#### [REQUIRED TASK]
Output the material exactly, but drop every image it holds.

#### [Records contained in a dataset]
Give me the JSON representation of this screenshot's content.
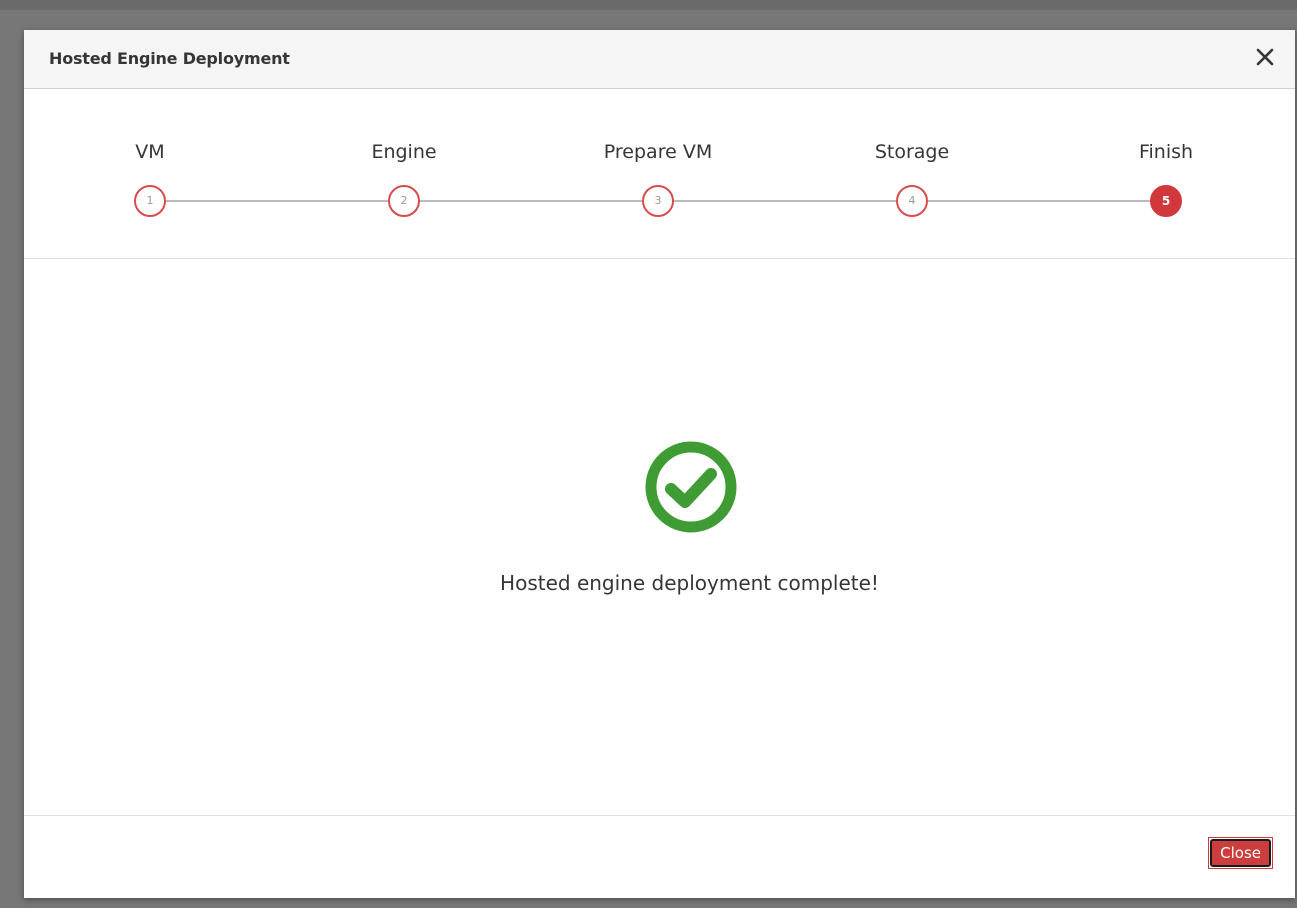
{
  "modal": {
    "title": "Hosted Engine Deployment",
    "close_icon": "close-icon"
  },
  "wizard": {
    "steps": [
      {
        "label": "VM",
        "number": "1",
        "state": "completed"
      },
      {
        "label": "Engine",
        "number": "2",
        "state": "completed"
      },
      {
        "label": "Prepare VM",
        "number": "3",
        "state": "completed"
      },
      {
        "label": "Storage",
        "number": "4",
        "state": "completed"
      },
      {
        "label": "Finish",
        "number": "5",
        "state": "active"
      }
    ]
  },
  "content": {
    "status_icon": "check-circle-icon",
    "message": "Hosted engine deployment complete!"
  },
  "footer": {
    "close_label": "Close"
  },
  "colors": {
    "accent": "#cc3d3d",
    "success": "#3f9c35",
    "step_border": "#d84c4c"
  }
}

#### [EXPECTED ANSWER]
Give me the JSON representation of this screenshot's content.
{
  "modal": {
    "title": "Hosted Engine Deployment",
    "close_icon": "close-icon"
  },
  "wizard": {
    "steps": [
      {
        "label": "VM",
        "number": "1",
        "state": "completed"
      },
      {
        "label": "Engine",
        "number": "2",
        "state": "completed"
      },
      {
        "label": "Prepare VM",
        "number": "3",
        "state": "completed"
      },
      {
        "label": "Storage",
        "number": "4",
        "state": "completed"
      },
      {
        "label": "Finish",
        "number": "5",
        "state": "active"
      }
    ]
  },
  "content": {
    "status_icon": "check-circle-icon",
    "message": "Hosted engine deployment complete!"
  },
  "footer": {
    "close_label": "Close"
  },
  "colors": {
    "accent": "#cc3d3d",
    "success": "#3f9c35",
    "step_border": "#d84c4c"
  }
}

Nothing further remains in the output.